Now, we can define several abstract domains as complete lattices \(A^{type}_X = \langle D^{type}_X, \sqsubseteq , \sqcup , \sqcap , \bot , \top \rangle \), where type is either int, oct or poly and \(D^{int}_X\) is the set of intervals, \(D^{oct}_X\) is the set of octagons and \(D^{poly}_X\) the set of polyhedra.

The relation \(\sqsubseteq \) is set inclusion. The binary operation \(\sqcup \) (resp. \(\sqcap \)) is the join (resp. meet) operation that defines the smallest (resp. greatest) element in \(D_X\) that contains (resp. contained in) the union (resp. the intersection) of the two composed elements. Finally \(\bot \) (resp. \(\top \)) corresponds to the empty set (resp. \({\mathbb {Z}^n}\)).

We suppose that we have a function \( Form^{type} (d)\) which given an element \(d \subseteq \mathbb {Z}^n\) of the lattice provides us a formula \(\varphi \) of the corresponding type such that \([\![ \varphi ]\!] = d\). There are many ways to describe the set d with a formula \(\varphi \). Therefore the function \( Form^{type} (d)\) depends on the particular implementation of the abstract domains. We furthermore define \( Constr^{type} (d)\) to be the set of linear constraints of \( Form^{type} (d)\).

We drop the superscript type from all preceding definitions, when it is clear from the context or when we define notions for all types.

All singleton subsets of \(\mathbb {Z}^n\) are elements of the lattices and for example, if \(p = (x = 1, y =2)\), then, for the domains of Intervals, Octagons, and Polyhedra as implemented in APRON we have: \( Constr^{int} (\{p\}) = \{x \le 1, x \ge 1, y \le 2, y \ge 2\}\), \( Constr^{oct} (\{p\}) = \{ x \ge 1, x \le 1, y - x \ge 1, x + y \ge 3, y \ge 2, y \le 2, x + y \le 3, x - y \ge -1 \}\) and \( Constr^{poly} (\{p\}) = \{x = 1, y = 2\}\).

Notice, that in APRON while equality constraints are used in the Polyhedra domain, these constraints are not explicit in the Interval and Octagon domains.

> **MATERIAL PROVIDED**
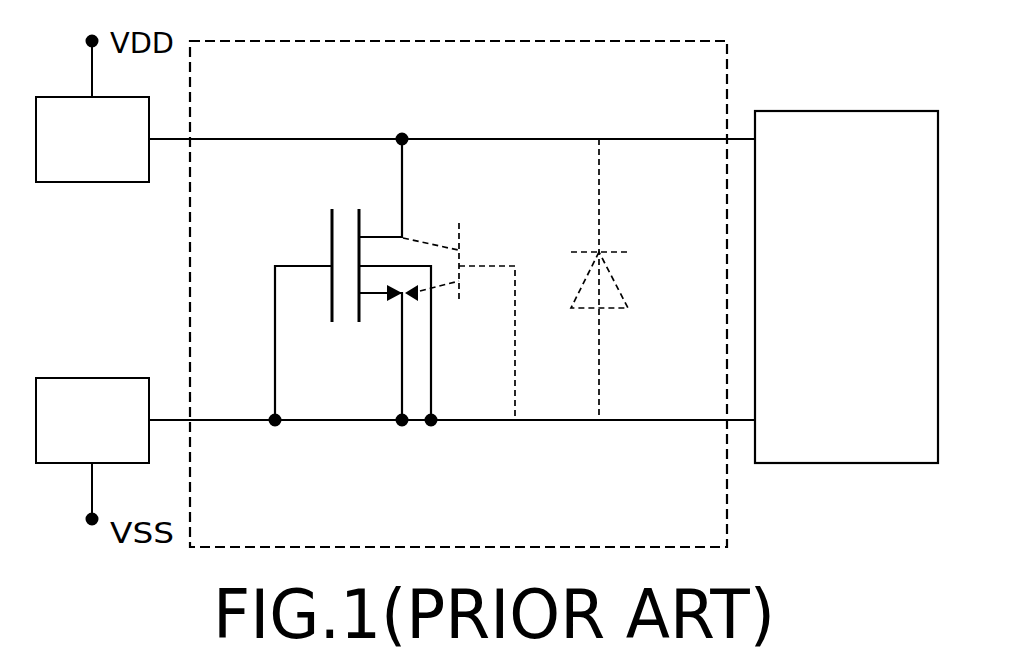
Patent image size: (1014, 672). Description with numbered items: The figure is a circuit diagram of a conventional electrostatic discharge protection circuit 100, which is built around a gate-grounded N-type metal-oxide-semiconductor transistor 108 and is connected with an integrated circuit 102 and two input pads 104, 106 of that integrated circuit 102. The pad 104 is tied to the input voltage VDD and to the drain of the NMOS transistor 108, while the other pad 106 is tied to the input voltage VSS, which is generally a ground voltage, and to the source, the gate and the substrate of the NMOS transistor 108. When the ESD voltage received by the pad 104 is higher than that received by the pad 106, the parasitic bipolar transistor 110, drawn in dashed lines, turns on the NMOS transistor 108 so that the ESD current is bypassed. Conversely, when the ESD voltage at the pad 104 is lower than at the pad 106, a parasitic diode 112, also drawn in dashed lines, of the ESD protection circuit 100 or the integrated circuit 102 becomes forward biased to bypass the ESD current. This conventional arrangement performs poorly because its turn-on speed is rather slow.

> **THE TASKS**
• A. In the passage on abstract domains, what does the function Form^type(d) depend on?
• B. For each statement, say whether it agrees with the passage on abstract domains, and quote the words that decide it: (i) In APRON, equality constraints are explicit in the Interval domain. (ii) There is only one way to describe a set d with a formula. (iii) The superscript type is dropped from the definitions when it is clear from the context.

> **THE ANSWERS**
• A. It depends on the particular implementation of the abstract domains.

• B.
(i) No: "these constraints are not explicit in the Interval and Octagon domains"
(ii) No: "There are many ways to describe the set d"
(iii) Yes: "We drop the superscript type from all preceding definitions, when it is clear from the context"